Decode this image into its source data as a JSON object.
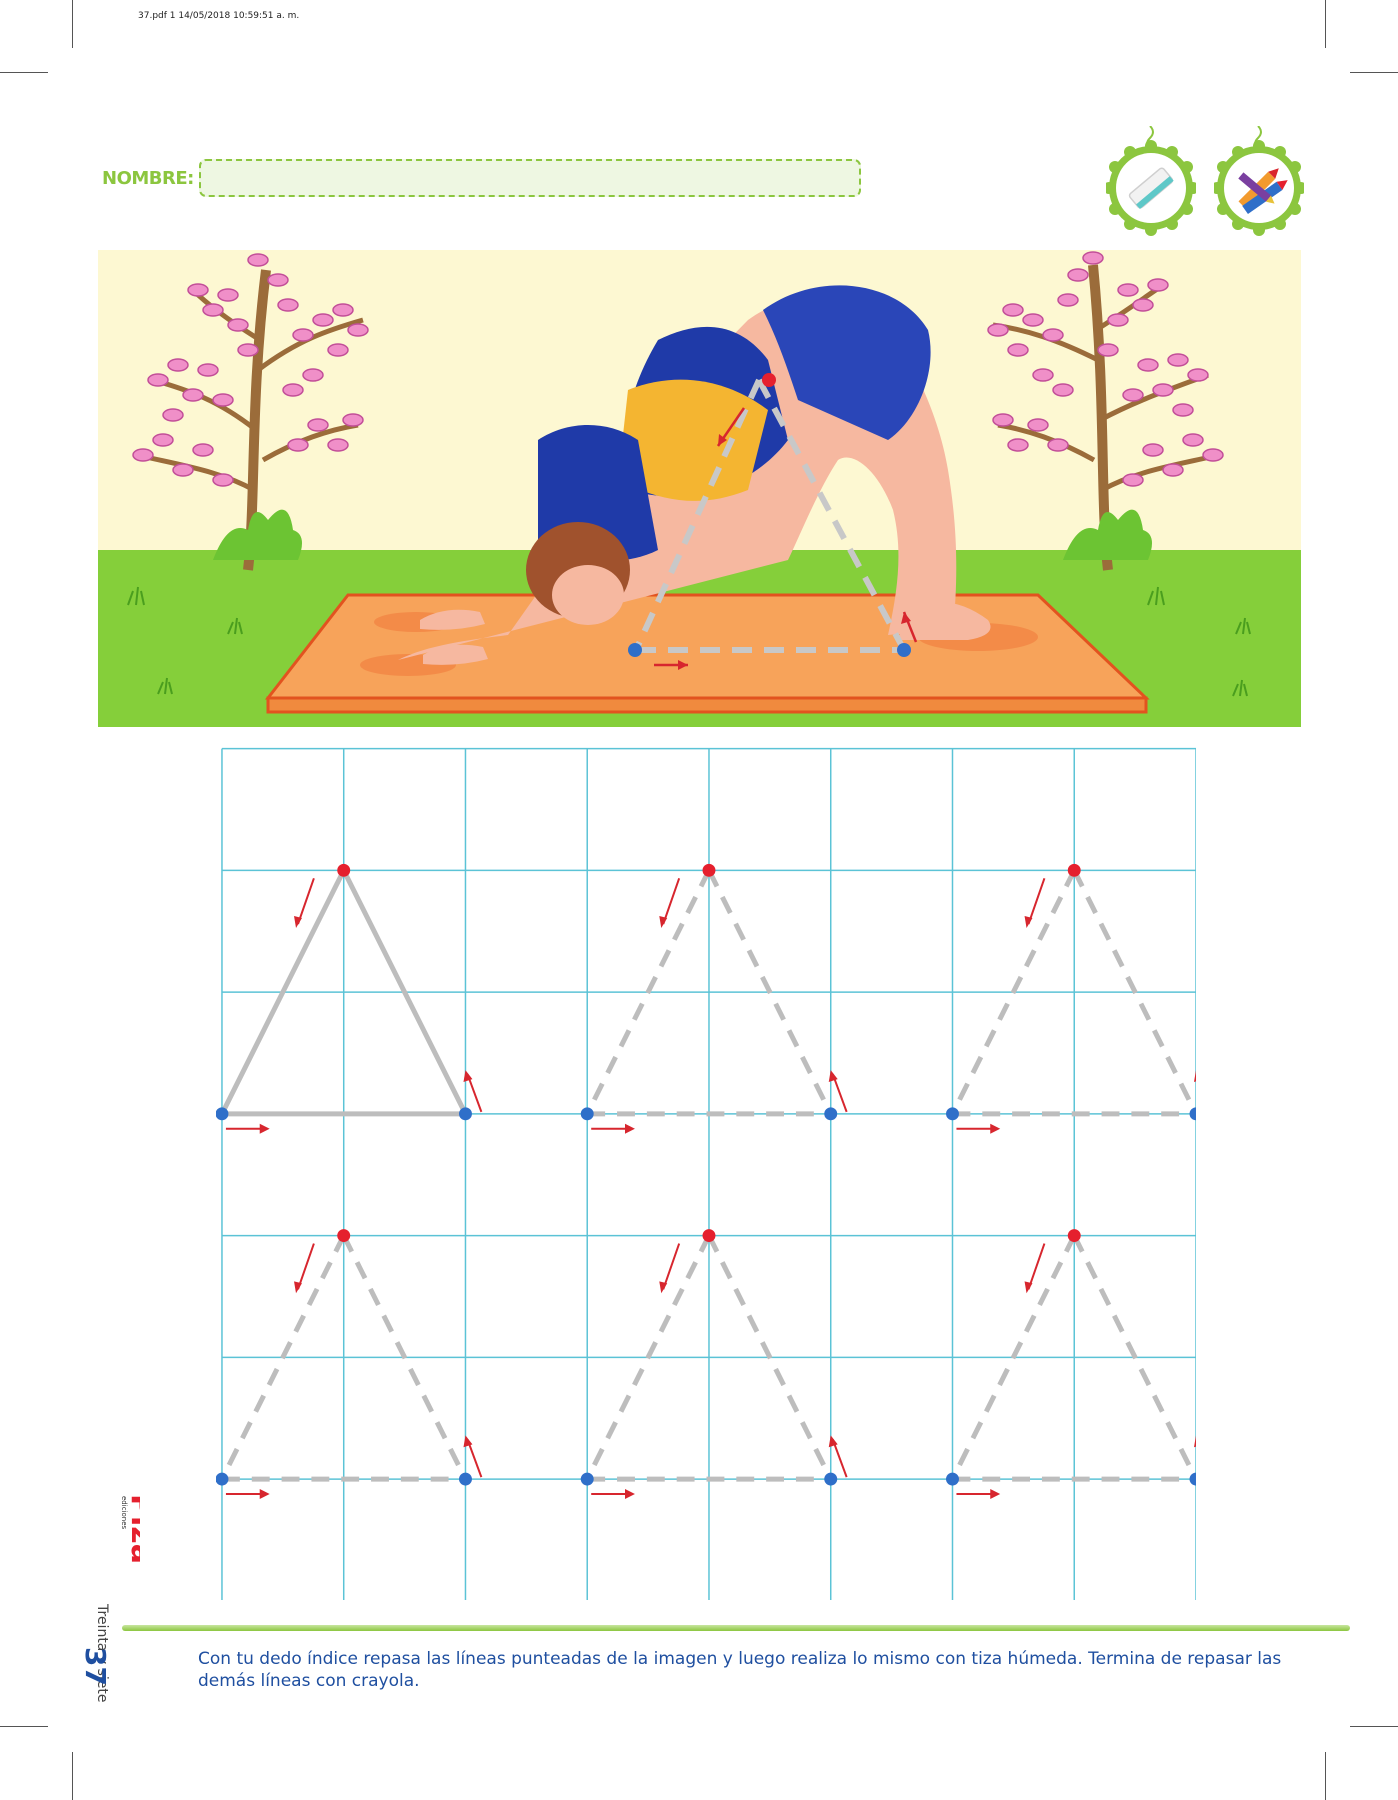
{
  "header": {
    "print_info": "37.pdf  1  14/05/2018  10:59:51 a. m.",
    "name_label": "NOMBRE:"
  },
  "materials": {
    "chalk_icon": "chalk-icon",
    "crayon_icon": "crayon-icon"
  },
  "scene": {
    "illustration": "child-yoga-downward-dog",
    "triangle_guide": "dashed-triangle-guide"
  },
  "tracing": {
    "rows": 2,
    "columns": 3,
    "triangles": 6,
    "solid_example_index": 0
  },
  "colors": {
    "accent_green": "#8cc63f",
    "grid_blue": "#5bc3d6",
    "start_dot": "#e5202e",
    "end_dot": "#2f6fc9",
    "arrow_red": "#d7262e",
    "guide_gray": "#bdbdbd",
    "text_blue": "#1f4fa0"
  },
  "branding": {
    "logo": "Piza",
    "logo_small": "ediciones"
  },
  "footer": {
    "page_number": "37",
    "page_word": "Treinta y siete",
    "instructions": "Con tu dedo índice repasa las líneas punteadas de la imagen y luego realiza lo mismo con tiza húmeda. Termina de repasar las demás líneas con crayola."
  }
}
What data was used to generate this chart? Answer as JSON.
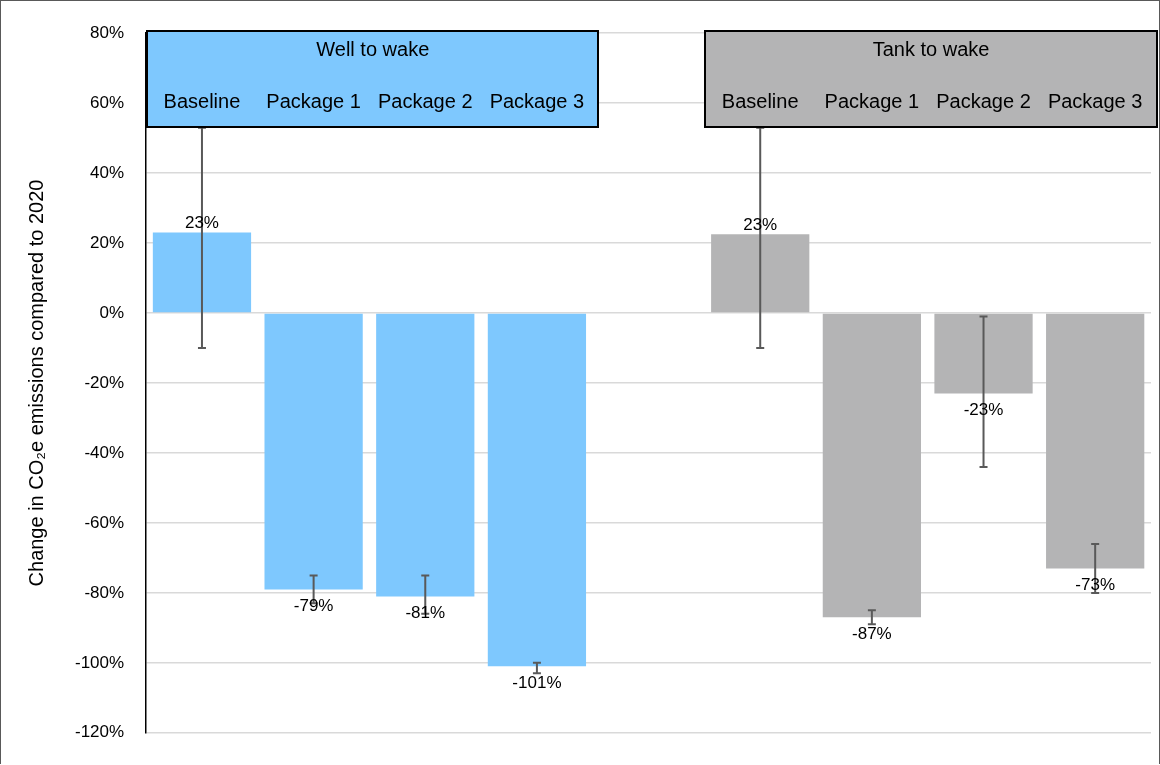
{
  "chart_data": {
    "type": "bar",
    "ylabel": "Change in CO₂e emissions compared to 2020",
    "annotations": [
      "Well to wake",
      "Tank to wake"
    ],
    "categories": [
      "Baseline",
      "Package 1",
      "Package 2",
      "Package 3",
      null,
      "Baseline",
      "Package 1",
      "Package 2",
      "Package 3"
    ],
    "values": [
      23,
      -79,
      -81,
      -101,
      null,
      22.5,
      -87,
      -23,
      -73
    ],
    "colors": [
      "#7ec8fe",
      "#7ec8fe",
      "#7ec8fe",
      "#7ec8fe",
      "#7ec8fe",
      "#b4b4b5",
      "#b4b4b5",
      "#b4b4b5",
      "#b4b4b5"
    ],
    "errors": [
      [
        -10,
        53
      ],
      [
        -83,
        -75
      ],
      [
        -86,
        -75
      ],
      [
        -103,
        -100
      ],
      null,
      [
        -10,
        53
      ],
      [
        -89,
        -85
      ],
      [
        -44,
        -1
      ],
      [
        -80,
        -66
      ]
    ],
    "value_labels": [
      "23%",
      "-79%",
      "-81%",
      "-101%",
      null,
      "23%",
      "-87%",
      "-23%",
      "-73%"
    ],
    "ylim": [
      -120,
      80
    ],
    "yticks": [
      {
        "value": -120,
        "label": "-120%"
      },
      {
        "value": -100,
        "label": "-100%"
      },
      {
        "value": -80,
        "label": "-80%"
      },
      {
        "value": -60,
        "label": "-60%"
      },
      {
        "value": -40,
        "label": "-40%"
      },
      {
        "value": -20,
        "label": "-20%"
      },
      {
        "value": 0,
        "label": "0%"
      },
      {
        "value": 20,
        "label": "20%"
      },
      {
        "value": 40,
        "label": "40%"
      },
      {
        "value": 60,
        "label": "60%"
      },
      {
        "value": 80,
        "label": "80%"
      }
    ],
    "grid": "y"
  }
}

----------------

## To do
Make an exact copy of all the material, but keep the pictures out of it.

## Written answer
Decode this image into its source data as a JSON object.
{
  "header": {
    "print_info": "37.pdf  1  14/05/2018  10:59:51 a. m.",
    "name_label": "NOMBRE:"
  },
  "materials": {
    "chalk_icon": "chalk-icon",
    "crayon_icon": "crayon-icon"
  },
  "scene": {
    "illustration": "child-yoga-downward-dog",
    "triangle_guide": "dashed-triangle-guide"
  },
  "tracing": {
    "rows": 2,
    "columns": 3,
    "triangles": 6,
    "solid_example_index": 0
  },
  "colors": {
    "accent_green": "#8cc63f",
    "grid_blue": "#5bc3d6",
    "start_dot": "#e5202e",
    "end_dot": "#2f6fc9",
    "arrow_red": "#d7262e",
    "guide_gray": "#bdbdbd",
    "text_blue": "#1f4fa0"
  },
  "branding": {
    "logo": "Piza",
    "logo_small": "ediciones"
  },
  "footer": {
    "page_number": "37",
    "page_word": "Treinta y siete",
    "instructions": "Con tu dedo índice repasa las líneas punteadas de la imagen y luego realiza lo mismo con tiza húmeda. Termina de repasar las demás líneas con crayola."
  }
}
What data was used to generate this chart? Answer as JSON.
{
  "chart_data": {
    "type": "bar",
    "ylabel": "Change in CO₂e emissions compared to 2020",
    "annotations": [
      "Well to wake",
      "Tank to wake"
    ],
    "categories": [
      "Baseline",
      "Package 1",
      "Package 2",
      "Package 3",
      null,
      "Baseline",
      "Package 1",
      "Package 2",
      "Package 3"
    ],
    "values": [
      23,
      -79,
      -81,
      -101,
      null,
      22.5,
      -87,
      -23,
      -73
    ],
    "colors": [
      "#7ec8fe",
      "#7ec8fe",
      "#7ec8fe",
      "#7ec8fe",
      "#7ec8fe",
      "#b4b4b5",
      "#b4b4b5",
      "#b4b4b5",
      "#b4b4b5"
    ],
    "errors": [
      [
        -10,
        53
      ],
      [
        -83,
        -75
      ],
      [
        -86,
        -75
      ],
      [
        -103,
        -100
      ],
      null,
      [
        -10,
        53
      ],
      [
        -89,
        -85
      ],
      [
        -44,
        -1
      ],
      [
        -80,
        -66
      ]
    ],
    "value_labels": [
      "23%",
      "-79%",
      "-81%",
      "-101%",
      null,
      "23%",
      "-87%",
      "-23%",
      "-73%"
    ],
    "ylim": [
      -120,
      80
    ],
    "yticks": [
      {
        "value": -120,
        "label": "-120%"
      },
      {
        "value": -100,
        "label": "-100%"
      },
      {
        "value": -80,
        "label": "-80%"
      },
      {
        "value": -60,
        "label": "-60%"
      },
      {
        "value": -40,
        "label": "-40%"
      },
      {
        "value": -20,
        "label": "-20%"
      },
      {
        "value": 0,
        "label": "0%"
      },
      {
        "value": 20,
        "label": "20%"
      },
      {
        "value": 40,
        "label": "40%"
      },
      {
        "value": 60,
        "label": "60%"
      },
      {
        "value": 80,
        "label": "80%"
      }
    ],
    "grid": "y"
  }
}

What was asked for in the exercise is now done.